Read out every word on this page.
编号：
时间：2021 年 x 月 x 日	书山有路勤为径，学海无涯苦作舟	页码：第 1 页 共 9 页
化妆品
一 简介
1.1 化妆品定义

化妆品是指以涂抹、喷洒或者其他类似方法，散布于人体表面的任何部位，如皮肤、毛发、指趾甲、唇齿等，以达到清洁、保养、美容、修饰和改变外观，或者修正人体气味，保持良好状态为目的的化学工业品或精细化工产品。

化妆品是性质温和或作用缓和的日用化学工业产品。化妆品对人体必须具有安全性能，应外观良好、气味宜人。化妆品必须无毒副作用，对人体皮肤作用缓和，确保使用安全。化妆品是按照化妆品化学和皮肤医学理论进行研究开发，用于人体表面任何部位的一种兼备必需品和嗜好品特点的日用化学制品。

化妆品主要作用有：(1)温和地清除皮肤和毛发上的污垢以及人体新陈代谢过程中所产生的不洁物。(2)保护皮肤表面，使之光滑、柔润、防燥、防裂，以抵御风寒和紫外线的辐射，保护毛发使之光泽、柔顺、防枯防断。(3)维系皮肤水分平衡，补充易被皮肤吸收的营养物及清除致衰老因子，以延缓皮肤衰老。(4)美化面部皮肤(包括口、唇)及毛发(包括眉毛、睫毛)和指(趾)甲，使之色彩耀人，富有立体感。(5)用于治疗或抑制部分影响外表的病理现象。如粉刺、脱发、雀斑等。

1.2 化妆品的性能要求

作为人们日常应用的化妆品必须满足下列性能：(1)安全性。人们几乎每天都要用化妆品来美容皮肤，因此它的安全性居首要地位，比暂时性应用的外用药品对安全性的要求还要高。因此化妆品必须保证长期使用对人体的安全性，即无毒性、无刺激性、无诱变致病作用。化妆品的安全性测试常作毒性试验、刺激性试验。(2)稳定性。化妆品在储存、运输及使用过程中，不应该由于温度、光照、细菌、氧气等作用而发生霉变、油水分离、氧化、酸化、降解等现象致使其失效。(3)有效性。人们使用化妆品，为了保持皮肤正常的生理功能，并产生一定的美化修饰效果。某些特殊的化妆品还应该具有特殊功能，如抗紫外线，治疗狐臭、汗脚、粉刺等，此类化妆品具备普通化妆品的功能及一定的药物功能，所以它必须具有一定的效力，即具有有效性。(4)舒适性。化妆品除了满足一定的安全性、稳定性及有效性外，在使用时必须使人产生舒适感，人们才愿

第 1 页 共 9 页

◆ **Given exercise**:
Output the lines above verbatim and in full.

◆ **Task solution**:
Read out every word on this page.
编号：
时间：2021 年 x 月 x 日	书山有路勤为径，学海无涯苦作舟	页码：第 1 页 共 9 页
化妆品
一 简介
1.1 化妆品定义

化妆品是指以涂抹、喷洒或者其他类似方法，散布于人体表面的任何部位，如皮肤、毛发、指趾甲、唇齿等，以达到清洁、保养、美容、修饰和改变外观，或者修正人体气味，保持良好状态为目的的化学工业品或精细化工产品。

化妆品是性质温和或作用缓和的日用化学工业产品。化妆品对人体必须具有安全性能，应外观良好、气味宜人。化妆品必须无毒副作用，对人体皮肤作用缓和，确保使用安全。化妆品是按照化妆品化学和皮肤医学理论进行研究开发，用于人体表面任何部位的一种兼备必需品和嗜好品特点的日用化学制品。

化妆品主要作用有：(1)温和地清除皮肤和毛发上的污垢以及人体新陈代谢过程中所产生的不洁物。(2)保护皮肤表面，使之光滑、柔润、防燥、防裂，以抵御风寒和紫外线的辐射，保护毛发使之光泽、柔顺、防枯防断。(3)维系皮肤水分平衡，补充易被皮肤吸收的营养物及清除致衰老因子，以延缓皮肤衰老。(4)美化面部皮肤(包括口、唇)及毛发(包括眉毛、睫毛)和指(趾)甲，使之色彩耀人，富有立体感。(5)用于治疗或抑制部分影响外表的病理现象。如粉刺、脱发、雀斑等。

1.2 化妆品的性能要求

作为人们日常应用的化妆品必须满足下列性能：(1)安全性。人们几乎每天都要用化妆品来美容皮肤，因此它的安全性居首要地位，比暂时性应用的外用药品对安全性的要求还要高。因此化妆品必须保证长期使用对人体的安全性，即无毒性、无刺激性、无诱变致病作用。化妆品的安全性测试常作毒性试验、刺激性试验。(2)稳定性。化妆品在储存、运输及使用过程中，不应该由于温度、光照、细菌、氧气等作用而发生霉变、油水分离、氧化、酸化、降解等现象致使其失效。(3)有效性。人们使用化妆品，为了保持皮肤正常的生理功能，并产生一定的美化修饰效果。某些特殊的化妆品还应该具有特殊功能，如抗紫外线，治疗狐臭、汗脚、粉刺等，此类化妆品具备普通化妆品的功能及一定的药物功能，所以它必须具有一定的效力，即具有有效性。(4)舒适性。化妆品除了满足一定的安全性、稳定性及有效性外，在使用时必须使人产生舒适感，人们才愿

第 1 页 共 9 页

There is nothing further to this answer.